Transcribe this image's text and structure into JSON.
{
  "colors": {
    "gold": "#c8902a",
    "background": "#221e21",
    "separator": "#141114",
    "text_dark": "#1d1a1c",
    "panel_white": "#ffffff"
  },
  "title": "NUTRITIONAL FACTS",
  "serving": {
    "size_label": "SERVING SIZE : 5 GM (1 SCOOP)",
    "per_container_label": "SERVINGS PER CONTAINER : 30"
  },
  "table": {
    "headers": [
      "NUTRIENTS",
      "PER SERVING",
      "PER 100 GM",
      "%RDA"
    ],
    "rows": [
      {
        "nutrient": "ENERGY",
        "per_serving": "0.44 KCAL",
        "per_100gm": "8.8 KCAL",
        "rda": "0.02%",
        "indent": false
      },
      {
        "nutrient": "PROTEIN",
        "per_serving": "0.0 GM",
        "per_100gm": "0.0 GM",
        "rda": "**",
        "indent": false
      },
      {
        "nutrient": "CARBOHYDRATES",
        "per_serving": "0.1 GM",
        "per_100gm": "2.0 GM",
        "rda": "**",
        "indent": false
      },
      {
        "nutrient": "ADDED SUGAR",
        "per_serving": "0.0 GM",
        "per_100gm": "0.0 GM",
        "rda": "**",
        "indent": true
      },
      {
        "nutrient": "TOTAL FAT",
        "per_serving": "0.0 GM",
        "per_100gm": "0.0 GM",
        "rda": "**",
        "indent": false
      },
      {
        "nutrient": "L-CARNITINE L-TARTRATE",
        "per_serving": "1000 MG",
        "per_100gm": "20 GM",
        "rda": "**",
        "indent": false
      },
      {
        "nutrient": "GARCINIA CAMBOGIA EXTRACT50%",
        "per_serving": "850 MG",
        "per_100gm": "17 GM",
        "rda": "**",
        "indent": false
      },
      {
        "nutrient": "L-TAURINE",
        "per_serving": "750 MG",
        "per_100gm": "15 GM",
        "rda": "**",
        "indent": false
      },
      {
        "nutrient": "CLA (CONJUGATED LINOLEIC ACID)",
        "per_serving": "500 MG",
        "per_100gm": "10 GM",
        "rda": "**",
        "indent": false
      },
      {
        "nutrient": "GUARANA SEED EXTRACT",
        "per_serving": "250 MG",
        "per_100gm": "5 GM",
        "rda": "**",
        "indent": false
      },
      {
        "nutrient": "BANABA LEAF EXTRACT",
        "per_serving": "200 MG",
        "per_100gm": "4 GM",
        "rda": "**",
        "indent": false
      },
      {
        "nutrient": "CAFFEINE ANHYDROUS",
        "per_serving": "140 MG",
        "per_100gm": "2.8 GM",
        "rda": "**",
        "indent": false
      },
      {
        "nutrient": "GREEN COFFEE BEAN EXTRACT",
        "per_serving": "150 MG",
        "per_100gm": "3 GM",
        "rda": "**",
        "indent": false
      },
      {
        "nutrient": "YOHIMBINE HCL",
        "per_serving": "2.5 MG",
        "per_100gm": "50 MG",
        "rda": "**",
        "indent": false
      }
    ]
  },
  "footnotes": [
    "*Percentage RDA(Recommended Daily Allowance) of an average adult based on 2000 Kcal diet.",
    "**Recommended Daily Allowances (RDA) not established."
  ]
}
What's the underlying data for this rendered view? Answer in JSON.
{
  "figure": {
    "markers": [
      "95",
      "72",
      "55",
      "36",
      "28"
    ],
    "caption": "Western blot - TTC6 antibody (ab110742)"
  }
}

* WHAT THE TASK REQUIRES *
A verbatim copy of every record is what you should return.

* WRITTEN REPLY *
Transcribe this image's text and structure into JSON.
{
  "colors": {
    "gold": "#c8902a",
    "background": "#221e21",
    "separator": "#141114",
    "text_dark": "#1d1a1c",
    "panel_white": "#ffffff"
  },
  "title": "NUTRITIONAL FACTS",
  "serving": {
    "size_label": "SERVING SIZE : 5 GM (1 SCOOP)",
    "per_container_label": "SERVINGS PER CONTAINER : 30"
  },
  "table": {
    "headers": [
      "NUTRIENTS",
      "PER SERVING",
      "PER 100 GM",
      "%RDA"
    ],
    "rows": [
      {
        "nutrient": "ENERGY",
        "per_serving": "0.44 KCAL",
        "per_100gm": "8.8 KCAL",
        "rda": "0.02%",
        "indent": false
      },
      {
        "nutrient": "PROTEIN",
        "per_serving": "0.0 GM",
        "per_100gm": "0.0 GM",
        "rda": "**",
        "indent": false
      },
      {
        "nutrient": "CARBOHYDRATES",
        "per_serving": "0.1 GM",
        "per_100gm": "2.0 GM",
        "rda": "**",
        "indent": false
      },
      {
        "nutrient": "ADDED SUGAR",
        "per_serving": "0.0 GM",
        "per_100gm": "0.0 GM",
        "rda": "**",
        "indent": true
      },
      {
        "nutrient": "TOTAL FAT",
        "per_serving": "0.0 GM",
        "per_100gm": "0.0 GM",
        "rda": "**",
        "indent": false
      },
      {
        "nutrient": "L-CARNITINE L-TARTRATE",
        "per_serving": "1000 MG",
        "per_100gm": "20 GM",
        "rda": "**",
        "indent": false
      },
      {
        "nutrient": "GARCINIA CAMBOGIA EXTRACT50%",
        "per_serving": "850 MG",
        "per_100gm": "17 GM",
        "rda": "**",
        "indent": false
      },
      {
        "nutrient": "L-TAURINE",
        "per_serving": "750 MG",
        "per_100gm": "15 GM",
        "rda": "**",
        "indent": false
      },
      {
        "nutrient": "CLA (CONJUGATED LINOLEIC ACID)",
        "per_serving": "500 MG",
        "per_100gm": "10 GM",
        "rda": "**",
        "indent": false
      },
      {
        "nutrient": "GUARANA SEED EXTRACT",
        "per_serving": "250 MG",
        "per_100gm": "5 GM",
        "rda": "**",
        "indent": false
      },
      {
        "nutrient": "BANABA LEAF EXTRACT",
        "per_serving": "200 MG",
        "per_100gm": "4 GM",
        "rda": "**",
        "indent": false
      },
      {
        "nutrient": "CAFFEINE ANHYDROUS",
        "per_serving": "140 MG",
        "per_100gm": "2.8 GM",
        "rda": "**",
        "indent": false
      },
      {
        "nutrient": "GREEN COFFEE BEAN EXTRACT",
        "per_serving": "150 MG",
        "per_100gm": "3 GM",
        "rda": "**",
        "indent": false
      },
      {
        "nutrient": "YOHIMBINE HCL",
        "per_serving": "2.5 MG",
        "per_100gm": "50 MG",
        "rda": "**",
        "indent": false
      }
    ]
  },
  "footnotes": [
    "*Percentage RDA(Recommended Daily Allowance) of an average adult based on 2000 Kcal diet.",
    "**Recommended Daily Allowances (RDA) not established."
  ]
}
What's the underlying data for this rendered view? Answer in JSON.
{
  "figure": {
    "markers": [
      "95",
      "72",
      "55",
      "36",
      "28"
    ],
    "caption": "Western blot - TTC6 antibody (ab110742)"
  }
}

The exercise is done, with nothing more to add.